WHAT IS BEING ASKED →
From the listing below, return each line that includes "talent".

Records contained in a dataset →
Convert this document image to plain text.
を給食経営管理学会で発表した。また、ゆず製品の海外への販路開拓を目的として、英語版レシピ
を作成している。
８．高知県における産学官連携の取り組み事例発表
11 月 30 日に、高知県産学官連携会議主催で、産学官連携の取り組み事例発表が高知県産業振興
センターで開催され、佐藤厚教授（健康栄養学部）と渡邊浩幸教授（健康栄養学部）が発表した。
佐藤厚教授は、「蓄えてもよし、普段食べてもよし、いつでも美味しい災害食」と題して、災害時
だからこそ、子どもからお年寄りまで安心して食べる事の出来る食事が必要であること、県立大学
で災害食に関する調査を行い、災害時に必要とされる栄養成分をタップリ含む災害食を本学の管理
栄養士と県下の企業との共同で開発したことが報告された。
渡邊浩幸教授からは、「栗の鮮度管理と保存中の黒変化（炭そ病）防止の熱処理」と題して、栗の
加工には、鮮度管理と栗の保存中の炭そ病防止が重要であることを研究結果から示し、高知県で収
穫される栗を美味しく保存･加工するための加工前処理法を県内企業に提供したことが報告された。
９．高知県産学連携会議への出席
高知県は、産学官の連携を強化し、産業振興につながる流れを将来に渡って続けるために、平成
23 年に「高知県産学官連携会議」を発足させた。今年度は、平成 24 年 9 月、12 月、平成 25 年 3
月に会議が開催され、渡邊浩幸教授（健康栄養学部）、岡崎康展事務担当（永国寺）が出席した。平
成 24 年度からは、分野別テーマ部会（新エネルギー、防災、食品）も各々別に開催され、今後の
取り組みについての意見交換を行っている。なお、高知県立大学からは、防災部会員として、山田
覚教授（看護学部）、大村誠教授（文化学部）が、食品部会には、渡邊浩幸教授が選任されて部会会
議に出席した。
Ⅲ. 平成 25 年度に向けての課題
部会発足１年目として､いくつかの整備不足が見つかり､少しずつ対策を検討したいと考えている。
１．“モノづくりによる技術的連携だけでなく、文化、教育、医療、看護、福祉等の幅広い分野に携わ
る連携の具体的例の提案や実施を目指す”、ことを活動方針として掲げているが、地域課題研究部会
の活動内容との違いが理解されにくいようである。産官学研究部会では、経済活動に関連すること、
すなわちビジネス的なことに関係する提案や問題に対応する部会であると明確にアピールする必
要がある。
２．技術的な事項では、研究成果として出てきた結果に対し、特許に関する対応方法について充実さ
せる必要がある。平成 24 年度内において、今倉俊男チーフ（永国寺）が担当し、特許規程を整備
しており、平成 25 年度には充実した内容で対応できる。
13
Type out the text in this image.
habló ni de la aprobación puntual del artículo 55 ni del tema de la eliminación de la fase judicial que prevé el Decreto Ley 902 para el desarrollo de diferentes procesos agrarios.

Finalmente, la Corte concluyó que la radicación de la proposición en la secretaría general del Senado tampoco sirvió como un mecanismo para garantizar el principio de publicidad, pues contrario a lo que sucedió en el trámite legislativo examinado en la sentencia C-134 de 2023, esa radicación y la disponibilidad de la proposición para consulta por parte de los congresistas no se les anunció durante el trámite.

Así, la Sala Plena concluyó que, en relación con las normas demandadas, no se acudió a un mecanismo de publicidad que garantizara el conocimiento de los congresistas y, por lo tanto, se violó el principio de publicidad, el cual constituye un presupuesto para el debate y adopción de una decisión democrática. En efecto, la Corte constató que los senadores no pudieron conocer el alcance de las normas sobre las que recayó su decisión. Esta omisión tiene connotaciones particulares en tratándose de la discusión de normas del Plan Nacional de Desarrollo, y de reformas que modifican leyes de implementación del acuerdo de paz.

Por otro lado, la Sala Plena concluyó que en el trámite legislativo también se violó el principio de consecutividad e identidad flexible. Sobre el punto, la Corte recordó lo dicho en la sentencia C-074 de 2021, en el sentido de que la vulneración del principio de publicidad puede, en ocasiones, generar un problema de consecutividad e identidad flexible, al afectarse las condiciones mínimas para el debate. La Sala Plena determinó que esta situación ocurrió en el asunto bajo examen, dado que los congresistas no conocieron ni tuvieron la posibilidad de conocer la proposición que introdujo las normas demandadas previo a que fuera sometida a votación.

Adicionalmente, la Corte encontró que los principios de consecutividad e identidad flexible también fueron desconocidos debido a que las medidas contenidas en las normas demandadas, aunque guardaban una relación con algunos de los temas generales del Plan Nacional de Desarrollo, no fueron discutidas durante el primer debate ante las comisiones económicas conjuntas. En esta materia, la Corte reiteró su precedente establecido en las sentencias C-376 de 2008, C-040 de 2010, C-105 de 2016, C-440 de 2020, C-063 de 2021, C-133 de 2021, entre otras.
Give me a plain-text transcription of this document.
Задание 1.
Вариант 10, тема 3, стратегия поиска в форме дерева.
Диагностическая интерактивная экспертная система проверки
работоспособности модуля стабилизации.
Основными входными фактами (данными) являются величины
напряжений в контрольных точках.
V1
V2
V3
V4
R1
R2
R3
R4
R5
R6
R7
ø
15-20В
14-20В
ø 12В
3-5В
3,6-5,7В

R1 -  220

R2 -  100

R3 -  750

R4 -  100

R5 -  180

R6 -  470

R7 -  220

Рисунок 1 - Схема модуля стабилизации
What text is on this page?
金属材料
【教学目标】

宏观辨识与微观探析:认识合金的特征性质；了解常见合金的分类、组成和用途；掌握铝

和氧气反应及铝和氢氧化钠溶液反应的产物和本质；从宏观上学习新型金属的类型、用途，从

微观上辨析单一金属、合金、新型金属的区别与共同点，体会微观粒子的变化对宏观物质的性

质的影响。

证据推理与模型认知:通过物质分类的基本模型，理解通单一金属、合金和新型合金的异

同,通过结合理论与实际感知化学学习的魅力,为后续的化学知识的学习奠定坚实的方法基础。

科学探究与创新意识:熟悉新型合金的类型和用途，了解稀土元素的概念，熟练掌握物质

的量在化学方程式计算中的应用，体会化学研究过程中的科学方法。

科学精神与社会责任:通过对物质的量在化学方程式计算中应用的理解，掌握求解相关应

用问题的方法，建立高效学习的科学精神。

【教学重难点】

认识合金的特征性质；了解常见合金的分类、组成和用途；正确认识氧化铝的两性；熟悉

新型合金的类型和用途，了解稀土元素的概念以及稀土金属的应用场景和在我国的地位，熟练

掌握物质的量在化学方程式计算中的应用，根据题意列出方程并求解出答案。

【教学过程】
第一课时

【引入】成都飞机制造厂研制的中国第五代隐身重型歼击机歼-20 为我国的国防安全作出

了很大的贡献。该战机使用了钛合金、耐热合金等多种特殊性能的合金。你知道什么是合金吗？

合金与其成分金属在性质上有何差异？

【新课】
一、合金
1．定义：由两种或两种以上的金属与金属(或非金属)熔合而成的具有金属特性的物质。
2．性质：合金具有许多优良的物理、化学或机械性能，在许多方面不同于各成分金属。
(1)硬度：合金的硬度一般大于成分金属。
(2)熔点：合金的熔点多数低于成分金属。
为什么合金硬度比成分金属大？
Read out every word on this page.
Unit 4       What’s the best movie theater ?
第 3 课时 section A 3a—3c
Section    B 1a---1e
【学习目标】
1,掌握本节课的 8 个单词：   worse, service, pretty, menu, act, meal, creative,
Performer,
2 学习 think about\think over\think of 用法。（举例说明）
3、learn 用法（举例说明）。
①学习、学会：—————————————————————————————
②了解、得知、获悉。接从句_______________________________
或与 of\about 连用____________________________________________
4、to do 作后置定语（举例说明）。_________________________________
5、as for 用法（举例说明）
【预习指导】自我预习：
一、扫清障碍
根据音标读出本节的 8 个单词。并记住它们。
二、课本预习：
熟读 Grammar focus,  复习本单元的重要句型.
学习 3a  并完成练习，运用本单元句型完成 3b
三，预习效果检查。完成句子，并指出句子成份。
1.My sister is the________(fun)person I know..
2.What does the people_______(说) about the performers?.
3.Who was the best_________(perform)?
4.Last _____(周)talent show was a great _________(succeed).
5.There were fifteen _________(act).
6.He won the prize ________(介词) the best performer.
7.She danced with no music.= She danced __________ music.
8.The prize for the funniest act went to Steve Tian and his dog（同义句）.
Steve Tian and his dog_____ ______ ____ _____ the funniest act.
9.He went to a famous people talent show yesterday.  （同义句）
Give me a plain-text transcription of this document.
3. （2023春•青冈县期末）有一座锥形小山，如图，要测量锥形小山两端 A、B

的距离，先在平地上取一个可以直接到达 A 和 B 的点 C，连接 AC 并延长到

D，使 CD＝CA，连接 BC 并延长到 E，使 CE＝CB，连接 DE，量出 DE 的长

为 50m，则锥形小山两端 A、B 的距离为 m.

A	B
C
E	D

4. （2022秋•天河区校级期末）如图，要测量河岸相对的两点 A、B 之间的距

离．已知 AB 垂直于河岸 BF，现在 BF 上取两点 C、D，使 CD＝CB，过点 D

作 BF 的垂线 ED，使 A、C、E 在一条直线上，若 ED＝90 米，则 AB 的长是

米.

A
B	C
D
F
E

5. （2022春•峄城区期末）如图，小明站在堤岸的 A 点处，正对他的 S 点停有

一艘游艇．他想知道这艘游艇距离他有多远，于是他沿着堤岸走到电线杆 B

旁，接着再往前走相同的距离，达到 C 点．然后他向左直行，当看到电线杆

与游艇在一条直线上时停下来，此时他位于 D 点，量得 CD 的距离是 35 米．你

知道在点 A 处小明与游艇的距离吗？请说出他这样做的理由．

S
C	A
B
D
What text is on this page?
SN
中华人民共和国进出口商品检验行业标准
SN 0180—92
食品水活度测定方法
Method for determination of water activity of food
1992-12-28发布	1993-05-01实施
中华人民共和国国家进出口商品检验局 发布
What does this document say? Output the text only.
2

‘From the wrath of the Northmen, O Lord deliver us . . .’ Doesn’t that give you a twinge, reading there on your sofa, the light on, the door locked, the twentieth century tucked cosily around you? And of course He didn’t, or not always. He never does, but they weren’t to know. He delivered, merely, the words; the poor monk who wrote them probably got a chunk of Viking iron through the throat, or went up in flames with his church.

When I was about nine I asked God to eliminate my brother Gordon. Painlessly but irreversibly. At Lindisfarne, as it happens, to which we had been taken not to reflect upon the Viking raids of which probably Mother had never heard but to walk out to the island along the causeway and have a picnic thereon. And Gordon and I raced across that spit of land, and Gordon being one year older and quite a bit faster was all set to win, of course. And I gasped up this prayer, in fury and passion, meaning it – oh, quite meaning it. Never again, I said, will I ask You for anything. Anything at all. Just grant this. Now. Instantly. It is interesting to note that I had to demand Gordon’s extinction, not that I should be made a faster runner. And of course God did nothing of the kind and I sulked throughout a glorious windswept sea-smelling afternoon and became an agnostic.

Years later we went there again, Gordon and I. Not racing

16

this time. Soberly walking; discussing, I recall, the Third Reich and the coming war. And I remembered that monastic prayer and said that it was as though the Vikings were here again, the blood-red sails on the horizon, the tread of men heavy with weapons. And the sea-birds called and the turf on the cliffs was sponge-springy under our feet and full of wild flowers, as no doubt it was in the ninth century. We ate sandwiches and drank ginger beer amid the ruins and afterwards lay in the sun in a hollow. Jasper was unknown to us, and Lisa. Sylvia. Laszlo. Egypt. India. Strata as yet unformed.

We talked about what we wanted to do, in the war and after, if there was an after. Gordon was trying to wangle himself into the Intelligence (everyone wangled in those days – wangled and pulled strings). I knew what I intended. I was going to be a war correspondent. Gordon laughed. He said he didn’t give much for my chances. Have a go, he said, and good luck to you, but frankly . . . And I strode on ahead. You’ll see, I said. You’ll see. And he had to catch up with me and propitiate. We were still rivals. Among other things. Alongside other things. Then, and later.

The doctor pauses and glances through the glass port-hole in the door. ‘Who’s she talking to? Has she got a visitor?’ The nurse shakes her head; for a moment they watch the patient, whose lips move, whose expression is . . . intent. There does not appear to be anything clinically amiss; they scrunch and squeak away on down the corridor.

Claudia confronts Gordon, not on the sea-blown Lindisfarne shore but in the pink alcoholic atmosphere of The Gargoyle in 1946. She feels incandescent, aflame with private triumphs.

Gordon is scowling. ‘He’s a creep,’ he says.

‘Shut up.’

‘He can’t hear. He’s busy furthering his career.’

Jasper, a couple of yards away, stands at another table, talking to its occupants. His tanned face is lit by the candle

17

SOLUTION TO THE EXERCISE →
4.Last _____(周)talent show was a great _________(succeed).
9.He went to a famous people talent show yesterday.  （同义句）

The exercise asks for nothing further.